Single out each line with the word "animal" and copy it.

— START OF Records supplied —

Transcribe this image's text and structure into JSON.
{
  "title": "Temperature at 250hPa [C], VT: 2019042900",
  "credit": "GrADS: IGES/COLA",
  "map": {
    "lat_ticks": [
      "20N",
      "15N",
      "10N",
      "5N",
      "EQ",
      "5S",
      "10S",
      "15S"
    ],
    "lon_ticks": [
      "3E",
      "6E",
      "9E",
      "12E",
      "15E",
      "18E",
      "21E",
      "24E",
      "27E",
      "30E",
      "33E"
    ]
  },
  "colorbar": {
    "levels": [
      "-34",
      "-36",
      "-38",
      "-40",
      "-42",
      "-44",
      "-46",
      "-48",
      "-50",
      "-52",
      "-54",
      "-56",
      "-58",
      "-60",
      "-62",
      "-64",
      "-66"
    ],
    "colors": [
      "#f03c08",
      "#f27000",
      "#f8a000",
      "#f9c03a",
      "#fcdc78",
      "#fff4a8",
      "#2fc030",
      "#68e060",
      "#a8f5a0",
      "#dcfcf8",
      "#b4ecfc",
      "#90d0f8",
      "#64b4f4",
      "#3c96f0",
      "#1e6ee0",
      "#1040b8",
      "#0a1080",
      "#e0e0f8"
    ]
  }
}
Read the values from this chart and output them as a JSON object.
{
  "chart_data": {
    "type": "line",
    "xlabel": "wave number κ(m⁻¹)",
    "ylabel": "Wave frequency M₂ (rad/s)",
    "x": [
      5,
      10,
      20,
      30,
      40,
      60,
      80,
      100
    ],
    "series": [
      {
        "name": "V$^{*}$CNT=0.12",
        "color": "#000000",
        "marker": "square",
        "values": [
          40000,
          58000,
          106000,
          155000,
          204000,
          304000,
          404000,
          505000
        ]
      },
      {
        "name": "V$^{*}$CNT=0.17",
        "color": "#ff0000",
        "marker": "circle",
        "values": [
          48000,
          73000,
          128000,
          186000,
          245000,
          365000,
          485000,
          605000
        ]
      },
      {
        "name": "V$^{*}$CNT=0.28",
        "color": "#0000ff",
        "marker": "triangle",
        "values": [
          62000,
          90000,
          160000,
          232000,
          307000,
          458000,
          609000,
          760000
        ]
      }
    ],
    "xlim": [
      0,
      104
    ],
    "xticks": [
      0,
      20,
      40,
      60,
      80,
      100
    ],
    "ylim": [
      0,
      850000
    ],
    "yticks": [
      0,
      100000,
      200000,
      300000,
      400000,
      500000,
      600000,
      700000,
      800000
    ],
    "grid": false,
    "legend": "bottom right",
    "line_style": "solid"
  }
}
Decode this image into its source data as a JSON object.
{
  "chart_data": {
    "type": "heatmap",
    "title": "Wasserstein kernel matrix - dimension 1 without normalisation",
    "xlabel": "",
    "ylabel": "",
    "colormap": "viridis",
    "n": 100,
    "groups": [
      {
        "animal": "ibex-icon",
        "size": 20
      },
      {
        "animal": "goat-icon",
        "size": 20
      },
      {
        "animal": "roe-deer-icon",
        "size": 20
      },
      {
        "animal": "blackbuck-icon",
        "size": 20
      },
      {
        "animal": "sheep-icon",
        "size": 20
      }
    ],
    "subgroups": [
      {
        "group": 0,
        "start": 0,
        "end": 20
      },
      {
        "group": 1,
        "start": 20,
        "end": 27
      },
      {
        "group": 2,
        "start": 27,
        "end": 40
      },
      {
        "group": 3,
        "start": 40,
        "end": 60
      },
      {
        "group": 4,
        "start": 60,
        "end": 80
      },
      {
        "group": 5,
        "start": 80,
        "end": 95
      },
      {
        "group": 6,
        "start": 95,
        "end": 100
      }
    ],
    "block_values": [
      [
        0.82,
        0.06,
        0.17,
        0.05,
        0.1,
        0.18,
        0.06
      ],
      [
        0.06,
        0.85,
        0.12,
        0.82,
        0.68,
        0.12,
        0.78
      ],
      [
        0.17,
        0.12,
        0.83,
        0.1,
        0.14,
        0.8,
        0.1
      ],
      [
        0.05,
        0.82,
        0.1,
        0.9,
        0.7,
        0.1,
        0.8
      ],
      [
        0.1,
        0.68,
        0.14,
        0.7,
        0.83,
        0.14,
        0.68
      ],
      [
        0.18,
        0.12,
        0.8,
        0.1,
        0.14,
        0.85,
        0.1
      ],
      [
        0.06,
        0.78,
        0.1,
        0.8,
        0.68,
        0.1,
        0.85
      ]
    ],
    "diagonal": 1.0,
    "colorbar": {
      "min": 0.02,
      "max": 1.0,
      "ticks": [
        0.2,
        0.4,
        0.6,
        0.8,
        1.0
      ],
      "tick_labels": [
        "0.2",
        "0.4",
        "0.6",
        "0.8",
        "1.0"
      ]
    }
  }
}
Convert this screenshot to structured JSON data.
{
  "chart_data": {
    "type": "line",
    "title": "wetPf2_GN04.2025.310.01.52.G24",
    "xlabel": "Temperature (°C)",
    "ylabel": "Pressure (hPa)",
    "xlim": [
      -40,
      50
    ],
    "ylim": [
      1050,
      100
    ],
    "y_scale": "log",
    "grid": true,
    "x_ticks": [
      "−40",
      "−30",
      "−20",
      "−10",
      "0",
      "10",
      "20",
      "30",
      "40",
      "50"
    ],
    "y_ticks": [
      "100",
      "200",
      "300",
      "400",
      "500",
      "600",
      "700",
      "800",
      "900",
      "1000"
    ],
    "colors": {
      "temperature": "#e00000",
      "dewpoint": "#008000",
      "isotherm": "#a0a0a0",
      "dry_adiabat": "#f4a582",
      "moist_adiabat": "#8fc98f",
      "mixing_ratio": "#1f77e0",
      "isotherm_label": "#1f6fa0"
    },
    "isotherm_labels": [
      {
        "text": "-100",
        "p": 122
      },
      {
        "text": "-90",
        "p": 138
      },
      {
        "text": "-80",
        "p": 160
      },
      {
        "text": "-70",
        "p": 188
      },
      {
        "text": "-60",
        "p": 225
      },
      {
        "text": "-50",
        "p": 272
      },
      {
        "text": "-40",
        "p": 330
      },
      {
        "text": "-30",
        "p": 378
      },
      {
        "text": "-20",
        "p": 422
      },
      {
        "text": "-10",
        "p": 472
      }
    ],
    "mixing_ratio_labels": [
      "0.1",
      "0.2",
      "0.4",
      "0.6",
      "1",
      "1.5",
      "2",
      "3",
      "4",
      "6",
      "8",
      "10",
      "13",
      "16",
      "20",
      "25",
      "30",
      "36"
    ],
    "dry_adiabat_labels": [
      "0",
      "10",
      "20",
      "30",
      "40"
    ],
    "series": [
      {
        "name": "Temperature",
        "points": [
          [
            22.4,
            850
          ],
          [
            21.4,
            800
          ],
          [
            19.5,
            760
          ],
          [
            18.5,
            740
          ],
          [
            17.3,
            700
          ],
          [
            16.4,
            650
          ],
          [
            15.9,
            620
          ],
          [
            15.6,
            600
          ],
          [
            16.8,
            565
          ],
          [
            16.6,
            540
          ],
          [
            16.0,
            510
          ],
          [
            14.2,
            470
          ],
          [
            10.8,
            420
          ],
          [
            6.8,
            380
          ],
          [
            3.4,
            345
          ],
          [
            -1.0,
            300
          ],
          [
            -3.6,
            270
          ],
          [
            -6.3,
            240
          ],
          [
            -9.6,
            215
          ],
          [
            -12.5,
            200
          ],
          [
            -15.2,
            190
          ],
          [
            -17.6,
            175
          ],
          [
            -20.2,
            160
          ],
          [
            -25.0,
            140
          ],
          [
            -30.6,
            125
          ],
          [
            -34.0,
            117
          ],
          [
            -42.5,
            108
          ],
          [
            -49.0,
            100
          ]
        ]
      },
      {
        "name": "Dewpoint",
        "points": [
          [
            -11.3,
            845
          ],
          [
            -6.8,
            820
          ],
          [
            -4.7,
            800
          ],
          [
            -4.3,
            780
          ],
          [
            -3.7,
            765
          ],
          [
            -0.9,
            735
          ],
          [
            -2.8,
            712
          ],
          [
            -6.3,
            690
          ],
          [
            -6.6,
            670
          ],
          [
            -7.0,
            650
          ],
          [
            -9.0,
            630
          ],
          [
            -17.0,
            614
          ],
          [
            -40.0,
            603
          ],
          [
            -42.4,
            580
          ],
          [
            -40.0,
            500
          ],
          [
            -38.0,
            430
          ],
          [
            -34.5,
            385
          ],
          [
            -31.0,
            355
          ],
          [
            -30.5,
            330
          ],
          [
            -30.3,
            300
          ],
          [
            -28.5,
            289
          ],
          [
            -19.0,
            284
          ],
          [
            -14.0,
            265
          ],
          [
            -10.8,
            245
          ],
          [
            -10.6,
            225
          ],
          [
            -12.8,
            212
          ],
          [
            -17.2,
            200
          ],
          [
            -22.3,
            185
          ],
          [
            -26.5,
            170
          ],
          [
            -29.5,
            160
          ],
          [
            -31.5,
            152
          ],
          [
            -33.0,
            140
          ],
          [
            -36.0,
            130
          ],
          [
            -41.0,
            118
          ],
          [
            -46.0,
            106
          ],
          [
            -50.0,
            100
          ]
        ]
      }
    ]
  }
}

— END OF Records supplied —

▸ **The response**:
        "animal": "ibex-icon",
        "animal": "goat-icon",
        "animal": "roe-deer-icon",
        "animal": "blackbuck-icon",
        "animal": "sheep-icon",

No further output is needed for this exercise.